_Written problem_
Copy each line exactly. Drop every picture.

_Task data_

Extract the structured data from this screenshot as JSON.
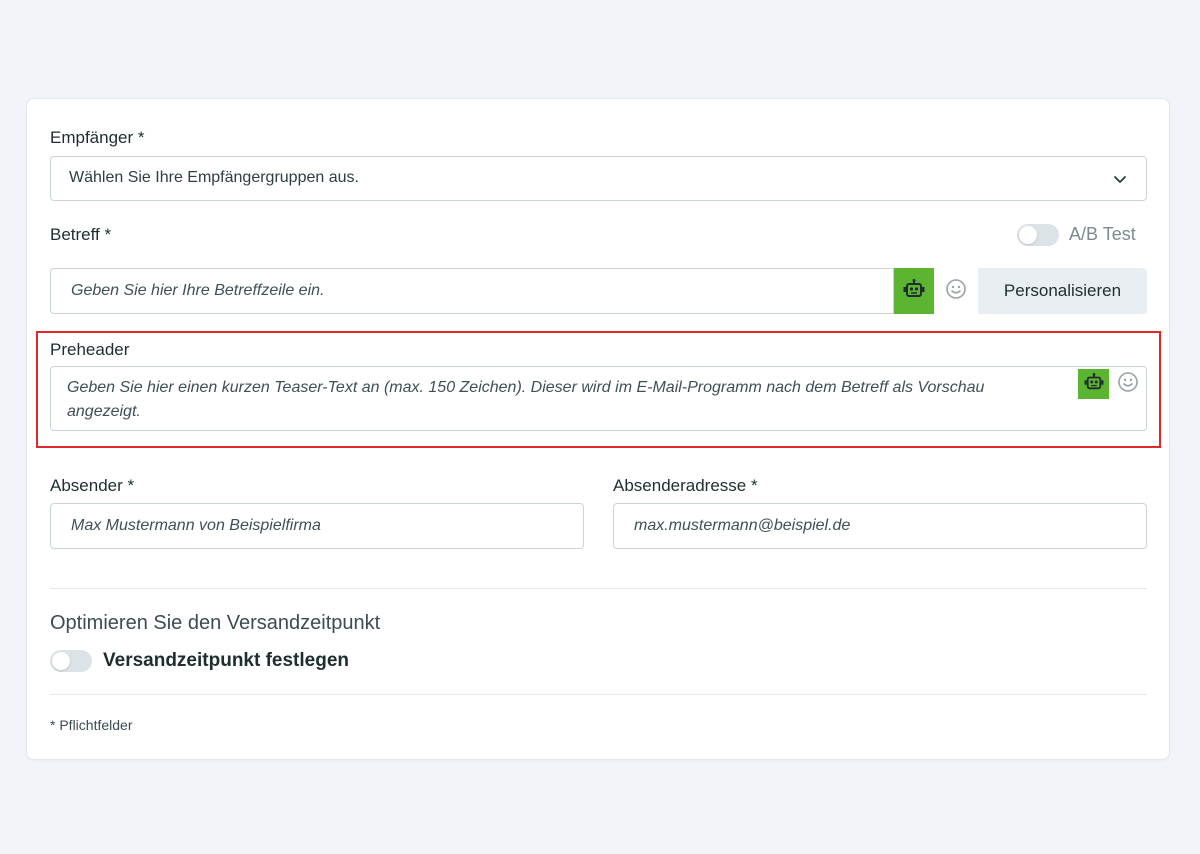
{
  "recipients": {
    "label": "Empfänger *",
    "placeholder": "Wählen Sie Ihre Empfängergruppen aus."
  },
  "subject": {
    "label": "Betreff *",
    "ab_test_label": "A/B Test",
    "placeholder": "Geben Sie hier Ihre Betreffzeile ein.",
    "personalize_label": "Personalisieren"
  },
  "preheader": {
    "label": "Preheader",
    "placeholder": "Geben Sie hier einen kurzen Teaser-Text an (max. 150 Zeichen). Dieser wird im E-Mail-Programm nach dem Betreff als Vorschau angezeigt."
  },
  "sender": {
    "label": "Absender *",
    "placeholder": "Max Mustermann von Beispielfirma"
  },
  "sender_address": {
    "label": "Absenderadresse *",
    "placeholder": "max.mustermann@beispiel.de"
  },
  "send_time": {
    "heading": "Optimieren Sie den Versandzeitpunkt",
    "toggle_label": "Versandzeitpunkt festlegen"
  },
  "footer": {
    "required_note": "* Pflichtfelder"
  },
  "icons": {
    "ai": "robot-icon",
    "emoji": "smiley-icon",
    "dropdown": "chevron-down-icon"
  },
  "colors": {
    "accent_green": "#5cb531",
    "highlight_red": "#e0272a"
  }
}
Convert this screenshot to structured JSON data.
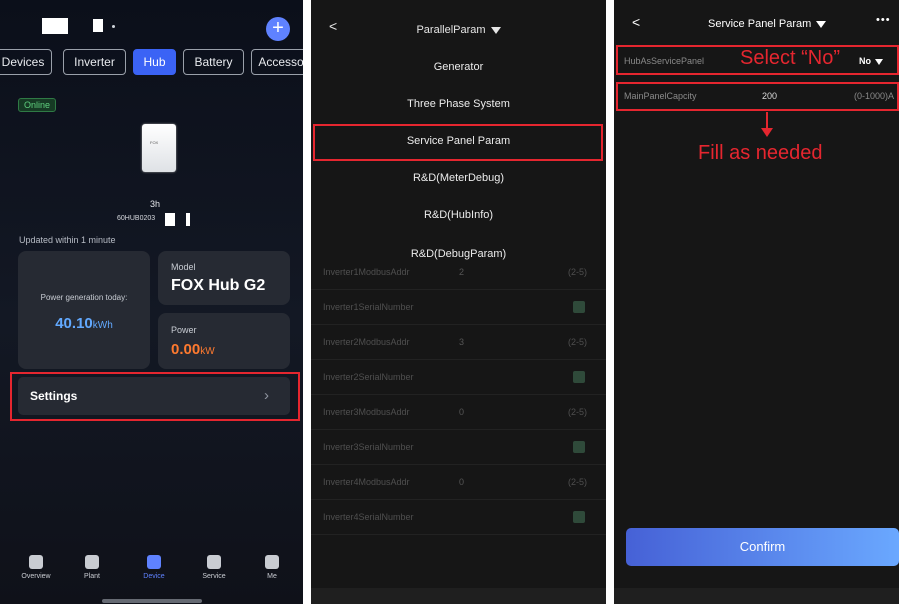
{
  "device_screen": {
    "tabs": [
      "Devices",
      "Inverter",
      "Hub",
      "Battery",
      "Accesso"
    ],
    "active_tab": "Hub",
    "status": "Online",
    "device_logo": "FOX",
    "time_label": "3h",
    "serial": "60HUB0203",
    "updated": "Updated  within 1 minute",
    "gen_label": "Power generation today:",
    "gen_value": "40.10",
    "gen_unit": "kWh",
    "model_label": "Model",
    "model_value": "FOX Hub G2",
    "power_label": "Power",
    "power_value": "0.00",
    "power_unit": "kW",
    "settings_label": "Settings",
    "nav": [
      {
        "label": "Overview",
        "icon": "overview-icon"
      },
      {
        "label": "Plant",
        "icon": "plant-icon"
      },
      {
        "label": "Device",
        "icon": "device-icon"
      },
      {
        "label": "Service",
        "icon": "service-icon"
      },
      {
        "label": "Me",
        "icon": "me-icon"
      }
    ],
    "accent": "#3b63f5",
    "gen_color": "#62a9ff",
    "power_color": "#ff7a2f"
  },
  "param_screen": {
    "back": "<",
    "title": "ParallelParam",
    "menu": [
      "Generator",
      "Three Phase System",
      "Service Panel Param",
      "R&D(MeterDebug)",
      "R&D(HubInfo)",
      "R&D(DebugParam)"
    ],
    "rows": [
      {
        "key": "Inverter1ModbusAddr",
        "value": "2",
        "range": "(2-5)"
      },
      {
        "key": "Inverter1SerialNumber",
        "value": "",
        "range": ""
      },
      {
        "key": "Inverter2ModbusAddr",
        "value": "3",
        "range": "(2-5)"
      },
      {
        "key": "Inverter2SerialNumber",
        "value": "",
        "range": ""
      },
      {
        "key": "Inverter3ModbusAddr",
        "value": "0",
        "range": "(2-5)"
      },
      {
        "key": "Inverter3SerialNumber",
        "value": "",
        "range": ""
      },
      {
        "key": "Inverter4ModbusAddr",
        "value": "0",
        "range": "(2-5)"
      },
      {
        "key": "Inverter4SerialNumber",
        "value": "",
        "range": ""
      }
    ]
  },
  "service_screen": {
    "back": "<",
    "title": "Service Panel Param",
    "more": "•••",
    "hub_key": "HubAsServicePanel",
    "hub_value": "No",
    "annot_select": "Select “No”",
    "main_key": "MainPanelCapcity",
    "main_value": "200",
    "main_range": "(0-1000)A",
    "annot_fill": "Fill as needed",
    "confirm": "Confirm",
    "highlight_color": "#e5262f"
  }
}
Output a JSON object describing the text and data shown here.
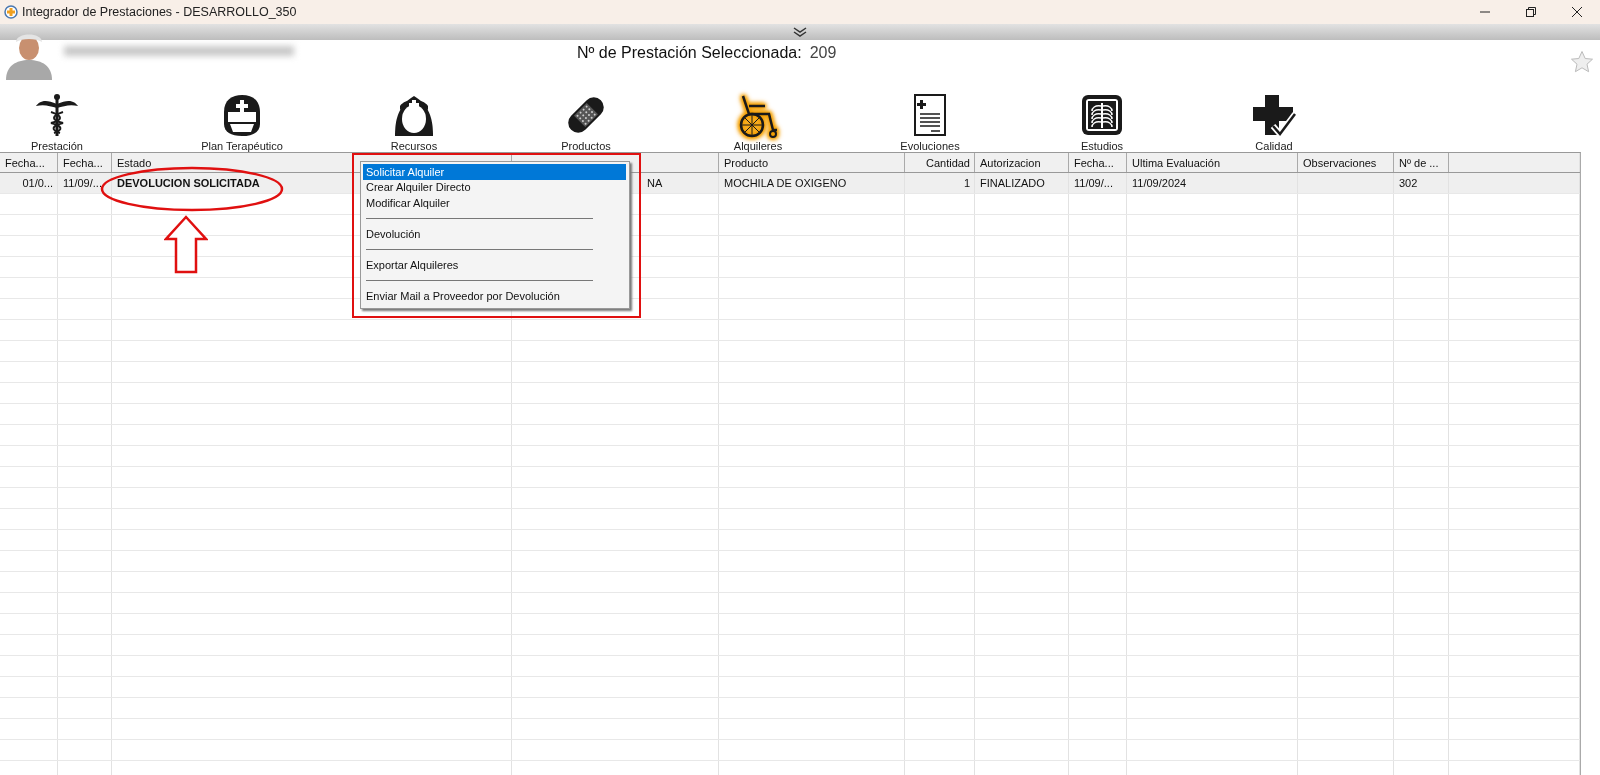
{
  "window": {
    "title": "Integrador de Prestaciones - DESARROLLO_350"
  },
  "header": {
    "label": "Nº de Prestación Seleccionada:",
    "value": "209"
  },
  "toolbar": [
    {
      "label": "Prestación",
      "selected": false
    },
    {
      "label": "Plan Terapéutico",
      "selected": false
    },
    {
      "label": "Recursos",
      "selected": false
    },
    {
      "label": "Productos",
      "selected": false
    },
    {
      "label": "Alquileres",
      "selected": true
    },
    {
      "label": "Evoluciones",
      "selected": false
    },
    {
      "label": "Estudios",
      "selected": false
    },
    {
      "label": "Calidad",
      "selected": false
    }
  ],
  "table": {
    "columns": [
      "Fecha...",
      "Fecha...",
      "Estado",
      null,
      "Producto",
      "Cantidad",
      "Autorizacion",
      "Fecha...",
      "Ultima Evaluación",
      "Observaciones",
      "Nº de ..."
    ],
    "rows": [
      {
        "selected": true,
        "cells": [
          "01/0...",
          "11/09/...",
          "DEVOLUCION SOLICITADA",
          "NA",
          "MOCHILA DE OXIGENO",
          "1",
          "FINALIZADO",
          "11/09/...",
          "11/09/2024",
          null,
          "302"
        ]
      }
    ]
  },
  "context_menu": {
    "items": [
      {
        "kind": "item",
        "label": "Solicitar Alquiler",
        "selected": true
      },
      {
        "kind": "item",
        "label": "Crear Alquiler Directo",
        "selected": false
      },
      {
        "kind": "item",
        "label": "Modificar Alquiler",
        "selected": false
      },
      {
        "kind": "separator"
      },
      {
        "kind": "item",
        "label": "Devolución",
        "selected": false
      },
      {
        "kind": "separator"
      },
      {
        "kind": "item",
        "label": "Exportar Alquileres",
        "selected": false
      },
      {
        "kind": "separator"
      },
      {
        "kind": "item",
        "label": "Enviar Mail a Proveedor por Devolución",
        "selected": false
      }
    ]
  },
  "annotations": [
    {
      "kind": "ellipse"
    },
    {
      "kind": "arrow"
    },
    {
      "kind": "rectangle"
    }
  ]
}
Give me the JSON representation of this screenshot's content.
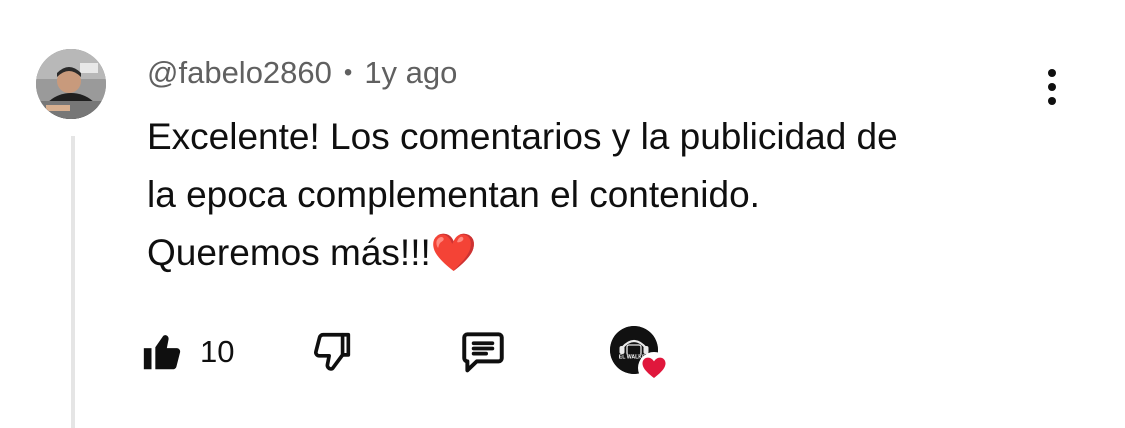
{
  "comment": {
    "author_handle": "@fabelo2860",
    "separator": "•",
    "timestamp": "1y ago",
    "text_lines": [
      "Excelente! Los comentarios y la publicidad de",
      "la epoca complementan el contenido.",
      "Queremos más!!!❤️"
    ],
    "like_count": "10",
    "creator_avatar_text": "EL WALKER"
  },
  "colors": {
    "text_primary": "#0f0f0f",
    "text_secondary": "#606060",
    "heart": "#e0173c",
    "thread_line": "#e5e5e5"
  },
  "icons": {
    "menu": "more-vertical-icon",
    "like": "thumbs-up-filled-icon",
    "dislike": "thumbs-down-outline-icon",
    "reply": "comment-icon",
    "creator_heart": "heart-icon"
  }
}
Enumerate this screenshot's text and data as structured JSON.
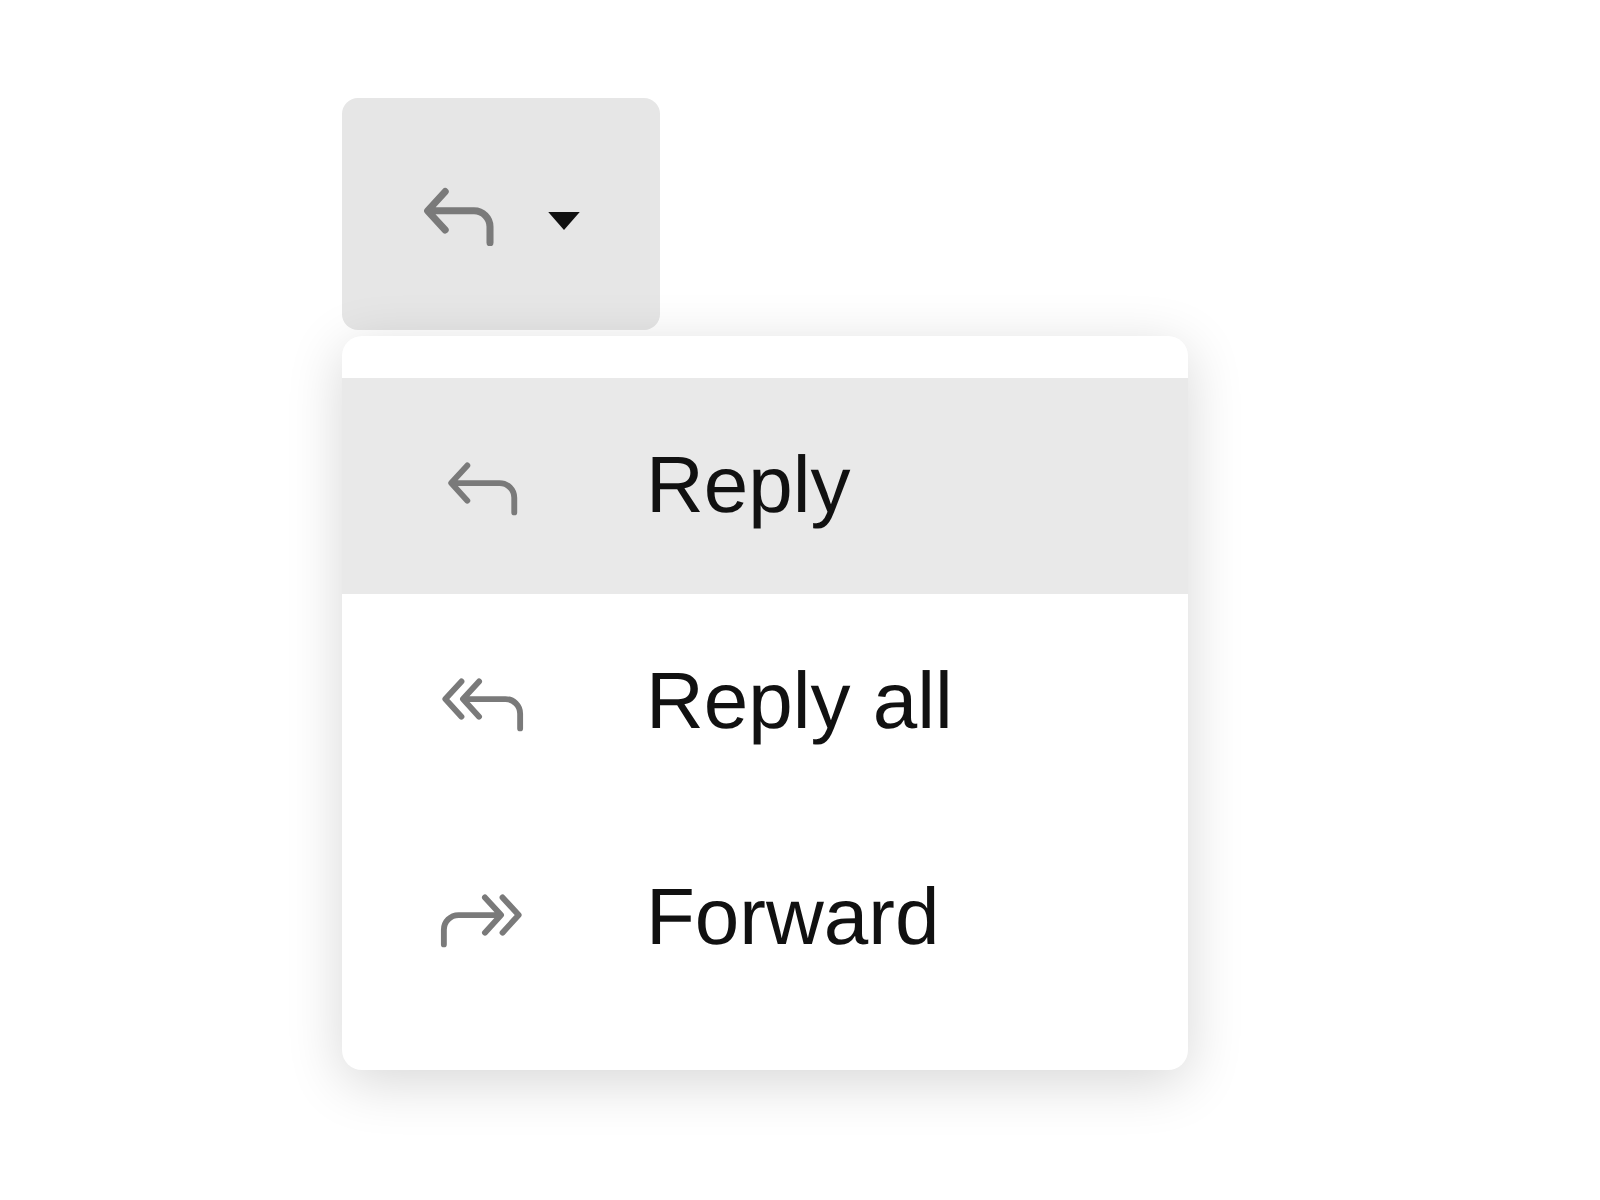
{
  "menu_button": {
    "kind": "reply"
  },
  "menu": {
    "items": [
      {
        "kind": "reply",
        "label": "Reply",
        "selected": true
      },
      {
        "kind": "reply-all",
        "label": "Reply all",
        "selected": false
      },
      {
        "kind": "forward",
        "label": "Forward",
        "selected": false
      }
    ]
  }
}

_Finished task_
Extract the structured data from this screenshot as JSON.
{
  "recipients": {
    "label": "Empfänger *",
    "placeholder": "Wählen Sie Ihre Empfängergruppen aus."
  },
  "subject": {
    "label": "Betreff *",
    "ab_test_label": "A/B Test",
    "placeholder": "Geben Sie hier Ihre Betreffzeile ein.",
    "personalize_label": "Personalisieren"
  },
  "preheader": {
    "label": "Preheader",
    "placeholder": "Geben Sie hier einen kurzen Teaser-Text an (max. 150 Zeichen). Dieser wird im E-Mail-Programm nach dem Betreff als Vorschau angezeigt."
  },
  "sender": {
    "label": "Absender *",
    "placeholder": "Max Mustermann von Beispielfirma"
  },
  "sender_address": {
    "label": "Absenderadresse *",
    "placeholder": "max.mustermann@beispiel.de"
  },
  "send_time": {
    "heading": "Optimieren Sie den Versandzeitpunkt",
    "toggle_label": "Versandzeitpunkt festlegen"
  },
  "footer": {
    "required_note": "* Pflichtfelder"
  },
  "icons": {
    "ai": "robot-icon",
    "emoji": "smiley-icon",
    "dropdown": "chevron-down-icon"
  },
  "colors": {
    "accent_green": "#5cb531",
    "highlight_red": "#e0272a"
  }
}
Convert this screenshot to structured JSON data.
{
  "device_screen": {
    "tabs": [
      "Devices",
      "Inverter",
      "Hub",
      "Battery",
      "Accesso"
    ],
    "active_tab": "Hub",
    "status": "Online",
    "device_logo": "FOX",
    "time_label": "3h",
    "serial": "60HUB0203",
    "updated": "Updated  within 1 minute",
    "gen_label": "Power generation today:",
    "gen_value": "40.10",
    "gen_unit": "kWh",
    "model_label": "Model",
    "model_value": "FOX Hub G2",
    "power_label": "Power",
    "power_value": "0.00",
    "power_unit": "kW",
    "settings_label": "Settings",
    "nav": [
      {
        "label": "Overview",
        "icon": "overview-icon"
      },
      {
        "label": "Plant",
        "icon": "plant-icon"
      },
      {
        "label": "Device",
        "icon": "device-icon"
      },
      {
        "label": "Service",
        "icon": "service-icon"
      },
      {
        "label": "Me",
        "icon": "me-icon"
      }
    ],
    "accent": "#3b63f5",
    "gen_color": "#62a9ff",
    "power_color": "#ff7a2f"
  },
  "param_screen": {
    "back": "<",
    "title": "ParallelParam",
    "menu": [
      "Generator",
      "Three Phase System",
      "Service Panel Param",
      "R&D(MeterDebug)",
      "R&D(HubInfo)",
      "R&D(DebugParam)"
    ],
    "rows": [
      {
        "key": "Inverter1ModbusAddr",
        "value": "2",
        "range": "(2-5)"
      },
      {
        "key": "Inverter1SerialNumber",
        "value": "",
        "range": ""
      },
      {
        "key": "Inverter2ModbusAddr",
        "value": "3",
        "range": "(2-5)"
      },
      {
        "key": "Inverter2SerialNumber",
        "value": "",
        "range": ""
      },
      {
        "key": "Inverter3ModbusAddr",
        "value": "0",
        "range": "(2-5)"
      },
      {
        "key": "Inverter3SerialNumber",
        "value": "",
        "range": ""
      },
      {
        "key": "Inverter4ModbusAddr",
        "value": "0",
        "range": "(2-5)"
      },
      {
        "key": "Inverter4SerialNumber",
        "value": "",
        "range": ""
      }
    ]
  },
  "service_screen": {
    "back": "<",
    "title": "Service Panel Param",
    "more": "•••",
    "hub_key": "HubAsServicePanel",
    "hub_value": "No",
    "annot_select": "Select “No”",
    "main_key": "MainPanelCapcity",
    "main_value": "200",
    "main_range": "(0-1000)A",
    "annot_fill": "Fill as needed",
    "confirm": "Confirm",
    "highlight_color": "#e5262f"
  }
}
Output a JSON object describing the text and data shown here.
{
  "window": {
    "title": "Integrador de Prestaciones - DESARROLLO_350"
  },
  "header": {
    "label": "Nº de Prestación Seleccionada:",
    "value": "209"
  },
  "toolbar": [
    {
      "label": "Prestación",
      "selected": false
    },
    {
      "label": "Plan Terapéutico",
      "selected": false
    },
    {
      "label": "Recursos",
      "selected": false
    },
    {
      "label": "Productos",
      "selected": false
    },
    {
      "label": "Alquileres",
      "selected": true
    },
    {
      "label": "Evoluciones",
      "selected": false
    },
    {
      "label": "Estudios",
      "selected": false
    },
    {
      "label": "Calidad",
      "selected": false
    }
  ],
  "table": {
    "columns": [
      "Fecha...",
      "Fecha...",
      "Estado",
      null,
      "Producto",
      "Cantidad",
      "Autorizacion",
      "Fecha...",
      "Ultima Evaluación",
      "Observaciones",
      "Nº de ..."
    ],
    "rows": [
      {
        "selected": true,
        "cells": [
          "01/0...",
          "11/09/...",
          "DEVOLUCION SOLICITADA",
          "NA",
          "MOCHILA DE OXIGENO",
          "1",
          "FINALIZADO",
          "11/09/...",
          "11/09/2024",
          null,
          "302"
        ]
      }
    ]
  },
  "context_menu": {
    "items": [
      {
        "kind": "item",
        "label": "Solicitar Alquiler",
        "selected": true
      },
      {
        "kind": "item",
        "label": "Crear Alquiler Directo",
        "selected": false
      },
      {
        "kind": "item",
        "label": "Modificar Alquiler",
        "selected": false
      },
      {
        "kind": "separator"
      },
      {
        "kind": "item",
        "label": "Devolución",
        "selected": false
      },
      {
        "kind": "separator"
      },
      {
        "kind": "item",
        "label": "Exportar Alquileres",
        "selected": false
      },
      {
        "kind": "separator"
      },
      {
        "kind": "item",
        "label": "Enviar Mail a Proveedor por Devolución",
        "selected": false
      }
    ]
  },
  "annotations": [
    {
      "kind": "ellipse"
    },
    {
      "kind": "arrow"
    },
    {
      "kind": "rectangle"
    }
  ]
}
Give me the JSON representation of this screenshot's content.
{
  "comment": {
    "author_handle": "@fabelo2860",
    "separator": "•",
    "timestamp": "1y ago",
    "text_lines": [
      "Excelente! Los comentarios y la publicidad de",
      "la epoca complementan el contenido.",
      "Queremos más!!!❤️"
    ],
    "like_count": "10",
    "creator_avatar_text": "EL WALKER"
  },
  "colors": {
    "text_primary": "#0f0f0f",
    "text_secondary": "#606060",
    "heart": "#e0173c",
    "thread_line": "#e5e5e5"
  },
  "icons": {
    "menu": "more-vertical-icon",
    "like": "thumbs-up-filled-icon",
    "dislike": "thumbs-down-outline-icon",
    "reply": "comment-icon",
    "creator_heart": "heart-icon"
  }
}
Enumerate this screenshot's text and data as structured JSON.
{
  "menu_button": {
    "kind": "reply"
  },
  "menu": {
    "items": [
      {
        "kind": "reply",
        "label": "Reply",
        "selected": true
      },
      {
        "kind": "reply-all",
        "label": "Reply all",
        "selected": false
      },
      {
        "kind": "forward",
        "label": "Forward",
        "selected": false
      }
    ]
  }
}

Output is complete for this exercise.